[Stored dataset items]
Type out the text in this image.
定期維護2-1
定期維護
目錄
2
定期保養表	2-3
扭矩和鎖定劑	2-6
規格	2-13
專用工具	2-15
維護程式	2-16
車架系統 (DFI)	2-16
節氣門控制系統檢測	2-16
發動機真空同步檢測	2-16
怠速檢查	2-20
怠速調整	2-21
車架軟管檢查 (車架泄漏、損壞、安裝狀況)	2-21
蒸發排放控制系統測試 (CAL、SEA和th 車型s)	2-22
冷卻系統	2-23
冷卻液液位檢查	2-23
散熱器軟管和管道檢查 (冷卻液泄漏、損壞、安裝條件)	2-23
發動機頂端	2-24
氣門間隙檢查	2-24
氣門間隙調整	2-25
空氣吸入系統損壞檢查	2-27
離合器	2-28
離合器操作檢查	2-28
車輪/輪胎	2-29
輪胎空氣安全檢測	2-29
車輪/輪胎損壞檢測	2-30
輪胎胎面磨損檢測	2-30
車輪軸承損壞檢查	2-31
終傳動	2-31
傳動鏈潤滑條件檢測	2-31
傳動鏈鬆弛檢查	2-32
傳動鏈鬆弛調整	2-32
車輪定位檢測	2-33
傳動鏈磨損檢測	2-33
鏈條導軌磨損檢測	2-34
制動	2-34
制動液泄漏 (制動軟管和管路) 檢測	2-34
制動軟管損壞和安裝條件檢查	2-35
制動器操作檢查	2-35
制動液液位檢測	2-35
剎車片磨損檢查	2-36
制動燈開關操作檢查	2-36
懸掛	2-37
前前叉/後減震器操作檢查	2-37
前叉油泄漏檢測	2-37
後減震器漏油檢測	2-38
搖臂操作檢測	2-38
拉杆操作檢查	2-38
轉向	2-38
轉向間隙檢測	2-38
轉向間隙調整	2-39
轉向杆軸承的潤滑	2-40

### [SHORT PROBLEM]
From the records above, extract each line exactly as shown.

### [TASK OUTPUT]
Type out the text in this image.
定期維護2-1
定期維護
目錄
2
定期保養表	2-3
扭矩和鎖定劑	2-6
規格	2-13
專用工具	2-15
維護程式	2-16
車架系統 (DFI)	2-16
節氣門控制系統檢測	2-16
發動機真空同步檢測	2-16
怠速檢查	2-20
怠速調整	2-21
車架軟管檢查 (車架泄漏、損壞、安裝狀況)	2-21
蒸發排放控制系統測試 (CAL、SEA和th 車型s)	2-22
冷卻系統	2-23
冷卻液液位檢查	2-23
散熱器軟管和管道檢查 (冷卻液泄漏、損壞、安裝條件)	2-23
發動機頂端	2-24
氣門間隙檢查	2-24
氣門間隙調整	2-25
空氣吸入系統損壞檢查	2-27
離合器	2-28
離合器操作檢查	2-28
車輪/輪胎	2-29
輪胎空氣安全檢測	2-29
車輪/輪胎損壞檢測	2-30
輪胎胎面磨損檢測	2-30
車輪軸承損壞檢查	2-31
終傳動	2-31
傳動鏈潤滑條件檢測	2-31
傳動鏈鬆弛檢查	2-32
傳動鏈鬆弛調整	2-32
車輪定位檢測	2-33
傳動鏈磨損檢測	2-33
鏈條導軌磨損檢測	2-34
制動	2-34
制動液泄漏 (制動軟管和管路) 檢測	2-34
制動軟管損壞和安裝條件檢查	2-35
制動器操作檢查	2-35
制動液液位檢測	2-35
剎車片磨損檢查	2-36
制動燈開關操作檢查	2-36
懸掛	2-37
前前叉/後減震器操作檢查	2-37
前叉油泄漏檢測	2-37
後減震器漏油檢測	2-38
搖臂操作檢測	2-38
拉杆操作檢查	2-38
轉向	2-38
轉向間隙檢測	2-38
轉向間隙調整	2-39
轉向杆軸承的潤滑	2-40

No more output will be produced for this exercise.